Task requirements – Search the records for the word "Disk" and report each line that has it.

§ §

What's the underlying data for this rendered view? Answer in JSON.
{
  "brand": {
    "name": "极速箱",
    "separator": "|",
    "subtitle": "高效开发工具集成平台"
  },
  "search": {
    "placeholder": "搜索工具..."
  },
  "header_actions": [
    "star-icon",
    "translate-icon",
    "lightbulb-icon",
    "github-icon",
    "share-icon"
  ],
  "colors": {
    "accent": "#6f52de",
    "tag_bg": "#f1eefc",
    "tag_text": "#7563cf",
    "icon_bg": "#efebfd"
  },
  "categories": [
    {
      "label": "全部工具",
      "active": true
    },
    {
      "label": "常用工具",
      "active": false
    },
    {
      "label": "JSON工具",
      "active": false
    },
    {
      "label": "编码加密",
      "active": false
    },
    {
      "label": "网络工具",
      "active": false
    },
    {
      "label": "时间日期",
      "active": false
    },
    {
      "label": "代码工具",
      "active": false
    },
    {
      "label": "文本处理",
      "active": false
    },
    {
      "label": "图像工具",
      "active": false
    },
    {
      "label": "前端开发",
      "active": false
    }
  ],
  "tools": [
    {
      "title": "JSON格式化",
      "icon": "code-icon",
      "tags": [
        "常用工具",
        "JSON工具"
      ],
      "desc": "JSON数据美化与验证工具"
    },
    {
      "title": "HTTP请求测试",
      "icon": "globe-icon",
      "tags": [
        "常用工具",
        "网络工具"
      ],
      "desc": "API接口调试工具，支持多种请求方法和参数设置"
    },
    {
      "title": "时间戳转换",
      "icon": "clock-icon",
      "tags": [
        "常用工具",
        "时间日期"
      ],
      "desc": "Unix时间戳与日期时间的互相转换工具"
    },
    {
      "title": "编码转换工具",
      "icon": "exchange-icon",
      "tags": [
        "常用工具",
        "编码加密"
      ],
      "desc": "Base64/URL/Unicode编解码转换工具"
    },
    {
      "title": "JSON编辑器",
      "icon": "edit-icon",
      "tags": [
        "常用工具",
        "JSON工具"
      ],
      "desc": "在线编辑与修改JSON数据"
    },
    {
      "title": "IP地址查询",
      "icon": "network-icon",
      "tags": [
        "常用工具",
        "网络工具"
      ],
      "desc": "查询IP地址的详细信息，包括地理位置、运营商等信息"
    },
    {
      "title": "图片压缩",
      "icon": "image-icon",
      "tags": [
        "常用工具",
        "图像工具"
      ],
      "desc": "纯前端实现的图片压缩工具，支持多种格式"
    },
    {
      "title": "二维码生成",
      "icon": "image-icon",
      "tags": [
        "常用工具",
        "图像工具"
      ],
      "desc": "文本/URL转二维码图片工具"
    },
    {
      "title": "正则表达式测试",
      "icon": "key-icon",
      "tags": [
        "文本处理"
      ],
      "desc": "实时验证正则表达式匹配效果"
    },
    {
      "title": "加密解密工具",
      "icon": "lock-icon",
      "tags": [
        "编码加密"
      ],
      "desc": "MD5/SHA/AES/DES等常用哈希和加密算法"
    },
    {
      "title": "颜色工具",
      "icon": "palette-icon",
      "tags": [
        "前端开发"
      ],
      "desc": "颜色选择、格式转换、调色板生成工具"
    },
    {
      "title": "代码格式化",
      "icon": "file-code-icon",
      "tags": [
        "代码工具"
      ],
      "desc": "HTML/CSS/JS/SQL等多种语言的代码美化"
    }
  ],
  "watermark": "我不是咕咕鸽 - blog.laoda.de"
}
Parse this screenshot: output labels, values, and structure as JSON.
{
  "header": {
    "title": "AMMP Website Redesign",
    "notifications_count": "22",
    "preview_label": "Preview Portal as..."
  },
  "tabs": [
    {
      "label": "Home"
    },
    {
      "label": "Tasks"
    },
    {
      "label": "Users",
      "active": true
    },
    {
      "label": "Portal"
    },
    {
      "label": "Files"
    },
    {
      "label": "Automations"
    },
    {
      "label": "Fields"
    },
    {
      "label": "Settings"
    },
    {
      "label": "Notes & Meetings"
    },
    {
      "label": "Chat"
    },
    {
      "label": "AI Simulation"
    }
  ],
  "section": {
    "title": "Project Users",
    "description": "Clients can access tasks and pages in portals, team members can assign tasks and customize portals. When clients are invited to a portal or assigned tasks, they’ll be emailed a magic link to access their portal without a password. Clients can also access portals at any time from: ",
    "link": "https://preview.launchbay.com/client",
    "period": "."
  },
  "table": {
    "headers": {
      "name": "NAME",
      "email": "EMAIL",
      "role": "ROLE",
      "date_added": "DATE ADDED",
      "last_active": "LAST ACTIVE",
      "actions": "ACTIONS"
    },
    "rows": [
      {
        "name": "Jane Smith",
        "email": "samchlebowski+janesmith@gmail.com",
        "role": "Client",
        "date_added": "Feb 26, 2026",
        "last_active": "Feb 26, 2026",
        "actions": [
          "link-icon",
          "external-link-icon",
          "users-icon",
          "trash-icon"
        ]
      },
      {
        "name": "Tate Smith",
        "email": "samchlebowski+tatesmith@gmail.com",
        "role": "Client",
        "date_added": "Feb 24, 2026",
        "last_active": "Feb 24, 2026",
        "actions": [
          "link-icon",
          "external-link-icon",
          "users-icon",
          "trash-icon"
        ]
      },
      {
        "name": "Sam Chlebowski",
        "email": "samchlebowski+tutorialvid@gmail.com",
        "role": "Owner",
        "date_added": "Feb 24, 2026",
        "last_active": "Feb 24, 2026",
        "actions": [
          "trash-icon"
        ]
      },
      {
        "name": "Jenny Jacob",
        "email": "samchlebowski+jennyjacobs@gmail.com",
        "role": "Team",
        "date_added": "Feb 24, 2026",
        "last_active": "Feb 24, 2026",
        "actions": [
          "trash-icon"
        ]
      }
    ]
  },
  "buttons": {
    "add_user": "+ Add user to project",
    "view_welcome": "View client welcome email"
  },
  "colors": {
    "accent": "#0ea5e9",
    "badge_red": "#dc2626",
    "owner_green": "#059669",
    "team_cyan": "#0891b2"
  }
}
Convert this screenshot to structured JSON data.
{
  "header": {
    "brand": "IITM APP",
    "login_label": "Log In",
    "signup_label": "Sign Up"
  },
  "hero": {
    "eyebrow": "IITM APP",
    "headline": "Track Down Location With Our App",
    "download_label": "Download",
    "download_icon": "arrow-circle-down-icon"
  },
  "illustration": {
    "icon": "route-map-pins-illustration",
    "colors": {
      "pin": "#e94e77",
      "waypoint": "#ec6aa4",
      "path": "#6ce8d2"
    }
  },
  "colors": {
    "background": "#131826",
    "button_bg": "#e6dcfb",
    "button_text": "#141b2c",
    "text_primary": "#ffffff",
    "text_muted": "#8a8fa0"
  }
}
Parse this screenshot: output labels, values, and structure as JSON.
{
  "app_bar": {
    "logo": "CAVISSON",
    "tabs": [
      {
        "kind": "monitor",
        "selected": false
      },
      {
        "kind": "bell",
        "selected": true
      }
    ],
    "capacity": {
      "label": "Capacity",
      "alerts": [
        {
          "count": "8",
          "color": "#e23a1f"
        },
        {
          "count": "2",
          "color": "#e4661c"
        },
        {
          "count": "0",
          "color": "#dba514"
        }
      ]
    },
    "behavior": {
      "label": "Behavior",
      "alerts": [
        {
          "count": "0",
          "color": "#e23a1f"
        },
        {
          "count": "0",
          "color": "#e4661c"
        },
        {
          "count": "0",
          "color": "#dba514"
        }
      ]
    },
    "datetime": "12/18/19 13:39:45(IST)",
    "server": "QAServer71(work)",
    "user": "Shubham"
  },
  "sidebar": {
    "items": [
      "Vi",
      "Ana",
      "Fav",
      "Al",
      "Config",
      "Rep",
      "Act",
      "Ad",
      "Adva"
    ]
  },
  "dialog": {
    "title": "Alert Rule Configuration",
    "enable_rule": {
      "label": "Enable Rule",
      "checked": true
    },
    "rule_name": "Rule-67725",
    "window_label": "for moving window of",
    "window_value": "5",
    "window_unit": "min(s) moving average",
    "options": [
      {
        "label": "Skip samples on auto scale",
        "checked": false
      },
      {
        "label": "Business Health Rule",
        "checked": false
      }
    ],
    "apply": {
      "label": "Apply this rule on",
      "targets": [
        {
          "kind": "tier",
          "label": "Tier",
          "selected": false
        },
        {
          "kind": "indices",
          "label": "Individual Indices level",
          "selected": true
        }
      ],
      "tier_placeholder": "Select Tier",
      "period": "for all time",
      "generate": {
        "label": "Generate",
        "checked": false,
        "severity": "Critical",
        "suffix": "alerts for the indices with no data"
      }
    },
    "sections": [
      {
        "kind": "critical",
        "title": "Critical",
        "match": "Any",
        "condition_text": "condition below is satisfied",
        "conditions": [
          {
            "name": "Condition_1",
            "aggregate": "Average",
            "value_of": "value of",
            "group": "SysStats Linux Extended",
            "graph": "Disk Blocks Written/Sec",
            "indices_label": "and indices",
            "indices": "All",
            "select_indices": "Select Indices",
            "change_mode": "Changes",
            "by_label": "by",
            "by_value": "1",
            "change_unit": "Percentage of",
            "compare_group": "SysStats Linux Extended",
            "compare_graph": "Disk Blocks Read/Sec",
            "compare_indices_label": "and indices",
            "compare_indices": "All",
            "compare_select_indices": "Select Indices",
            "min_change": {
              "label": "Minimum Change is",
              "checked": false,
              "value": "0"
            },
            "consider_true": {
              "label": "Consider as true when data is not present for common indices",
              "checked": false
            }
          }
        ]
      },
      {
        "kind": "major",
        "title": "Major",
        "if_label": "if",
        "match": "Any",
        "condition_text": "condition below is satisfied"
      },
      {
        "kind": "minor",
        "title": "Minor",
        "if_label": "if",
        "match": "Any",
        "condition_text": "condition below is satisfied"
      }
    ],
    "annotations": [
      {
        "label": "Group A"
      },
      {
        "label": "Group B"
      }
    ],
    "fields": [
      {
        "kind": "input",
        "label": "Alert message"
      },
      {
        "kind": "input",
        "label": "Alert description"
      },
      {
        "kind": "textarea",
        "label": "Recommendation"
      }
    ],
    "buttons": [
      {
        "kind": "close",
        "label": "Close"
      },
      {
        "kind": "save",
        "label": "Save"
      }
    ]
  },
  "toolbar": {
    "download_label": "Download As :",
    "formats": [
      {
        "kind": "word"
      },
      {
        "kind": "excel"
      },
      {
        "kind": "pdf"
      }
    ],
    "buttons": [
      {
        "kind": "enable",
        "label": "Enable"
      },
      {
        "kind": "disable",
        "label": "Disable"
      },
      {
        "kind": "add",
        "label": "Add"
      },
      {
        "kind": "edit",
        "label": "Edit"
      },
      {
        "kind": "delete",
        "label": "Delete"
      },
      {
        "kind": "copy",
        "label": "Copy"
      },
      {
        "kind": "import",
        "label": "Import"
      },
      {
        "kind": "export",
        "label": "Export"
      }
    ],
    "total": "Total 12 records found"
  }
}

§ §

The response –
            "graph": "Disk Blocks Written/Sec",
            "compare_graph": "Disk Blocks Read/Sec",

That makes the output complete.